=== INSTRUCTION ===
Below is a listing to transcribe in full and exactly; keep the pictures out.
--- Start of DATA FOR THIS TASK ---
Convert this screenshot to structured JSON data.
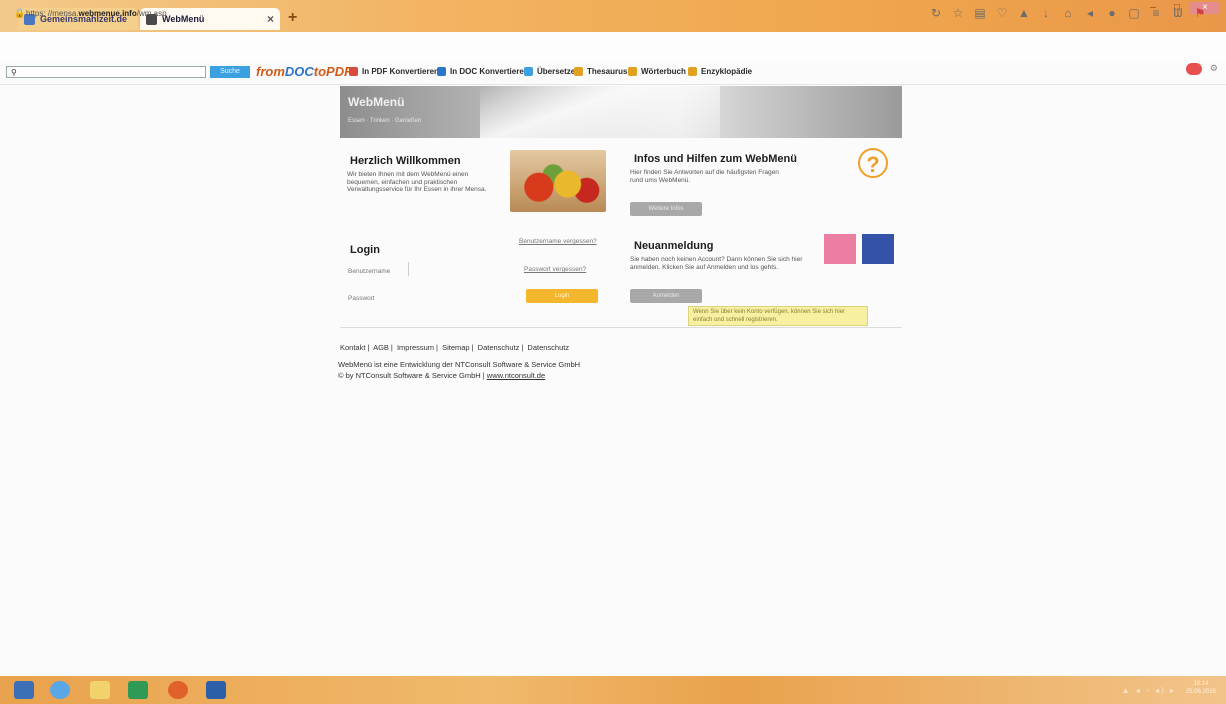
{
  "browser": {
    "tabs": [
      {
        "label": "Gemeinsmahlzeit.de"
      },
      {
        "label": "WebMenü"
      }
    ],
    "new_tab": "+",
    "url_prefix": "https:",
    "url_domain": "webmenue.info",
    "url_rest": "/wm.asp",
    "search_placeholder": "",
    "search_button": "Suche",
    "bookmark_logo_a": "from",
    "bookmark_logo_b": "DOC",
    "bookmark_logo_c": "toPDF",
    "bookmarks": [
      {
        "label": "In PDF Konvertieren",
        "color": "#d84a3a"
      },
      {
        "label": "In DOC Konvertieren",
        "color": "#2c74c8"
      },
      {
        "label": "Übersetzen",
        "color": "#3aa0e0"
      },
      {
        "label": "Thesaurus",
        "color": "#e0a020"
      },
      {
        "label": "Wörterbuch",
        "color": "#e0a020"
      },
      {
        "label": "Enzyklopädie",
        "color": "#e0a020"
      }
    ]
  },
  "page": {
    "logo": "WebMenü",
    "logo_sub": "Essen · Trinken · Genießen",
    "welcome": {
      "title": "Herzlich Willkommen",
      "text": "Wir bieten Ihnen mit dem WebMenü einen bequemen, einfachen und praktischen Verwaltungsservice für Ihr Essen in ihrer Mensa."
    },
    "info": {
      "title": "Infos und Hilfen zum WebMenü",
      "text": "Hier finden Sie Antworten auf die häufigsten Fragen rund ums WebMenü.",
      "button": "Weitere Infos"
    },
    "login": {
      "title": "Login",
      "forgot_user": "Benutzername vergessen?",
      "username_label": "Benutzername",
      "forgot_password": "Passwort vergessen?",
      "password_label": "Passwort",
      "button": "Login"
    },
    "register": {
      "title": "Neuanmeldung",
      "text": "Sie haben noch keinen Account? Dann können Sie sich hier anmelden. Klicken Sie auf Anmelden und los gehts.",
      "button": "Anmelden",
      "tooltip": "Wenn Sie über kein Konto verfügen, können Sie sich hier einfach und schnell registrieren."
    },
    "footer": {
      "links": [
        "Kontakt",
        "AGB",
        "Impressum",
        "Sitemap",
        "Datenschutz",
        "Datenschutz"
      ],
      "line1": "WebMenü ist eine Entwicklung der NTConsult Software & Service GmbH",
      "line2_prefix": "© by NTConsult Software & Service GmbH |",
      "line2_link": "www.ntconsult.de"
    }
  },
  "taskbar": {
    "tray": "▲ ◂ ▫ ◂) ▸",
    "time": "10:14",
    "date": "25.06.2015"
  }
}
--- End of DATA FOR THIS TASK ---
=== RESPONSE TO THIS TASK ===
Convert this screenshot to structured JSON data.
{
  "browser": {
    "tabs": [
      {
        "label": "Gemeinsmahlzeit.de"
      },
      {
        "label": "WebMenü"
      }
    ],
    "new_tab": "+",
    "url_prefix": "https:",
    "url_domain": "webmenue.info",
    "url_rest": "/wm.asp",
    "search_placeholder": "",
    "search_button": "Suche",
    "bookmark_logo_a": "from",
    "bookmark_logo_b": "DOC",
    "bookmark_logo_c": "toPDF",
    "bookmarks": [
      {
        "label": "In PDF Konvertieren",
        "color": "#d84a3a"
      },
      {
        "label": "In DOC Konvertieren",
        "color": "#2c74c8"
      },
      {
        "label": "Übersetzen",
        "color": "#3aa0e0"
      },
      {
        "label": "Thesaurus",
        "color": "#e0a020"
      },
      {
        "label": "Wörterbuch",
        "color": "#e0a020"
      },
      {
        "label": "Enzyklopädie",
        "color": "#e0a020"
      }
    ]
  },
  "page": {
    "logo": "WebMenü",
    "logo_sub": "Essen · Trinken · Genießen",
    "welcome": {
      "title": "Herzlich Willkommen",
      "text": "Wir bieten Ihnen mit dem WebMenü einen bequemen, einfachen und praktischen Verwaltungsservice für Ihr Essen in ihrer Mensa."
    },
    "info": {
      "title": "Infos und Hilfen zum WebMenü",
      "text": "Hier finden Sie Antworten auf die häufigsten Fragen rund ums WebMenü.",
      "button": "Weitere Infos"
    },
    "login": {
      "title": "Login",
      "forgot_user": "Benutzername vergessen?",
      "username_label": "Benutzername",
      "forgot_password": "Passwort vergessen?",
      "password_label": "Passwort",
      "button": "Login"
    },
    "register": {
      "title": "Neuanmeldung",
      "text": "Sie haben noch keinen Account? Dann können Sie sich hier anmelden. Klicken Sie auf Anmelden und los gehts.",
      "button": "Anmelden",
      "tooltip": "Wenn Sie über kein Konto verfügen, können Sie sich hier einfach und schnell registrieren."
    },
    "footer": {
      "links": [
        "Kontakt",
        "AGB",
        "Impressum",
        "Sitemap",
        "Datenschutz",
        "Datenschutz"
      ],
      "line1": "WebMenü ist eine Entwicklung der NTConsult Software & Service GmbH",
      "line2_prefix": "© by NTConsult Software & Service GmbH |",
      "line2_link": "www.ntconsult.de"
    }
  },
  "taskbar": {
    "tray": "▲ ◂ ▫ ◂) ▸",
    "time": "10:14",
    "date": "25.06.2015"
  }
}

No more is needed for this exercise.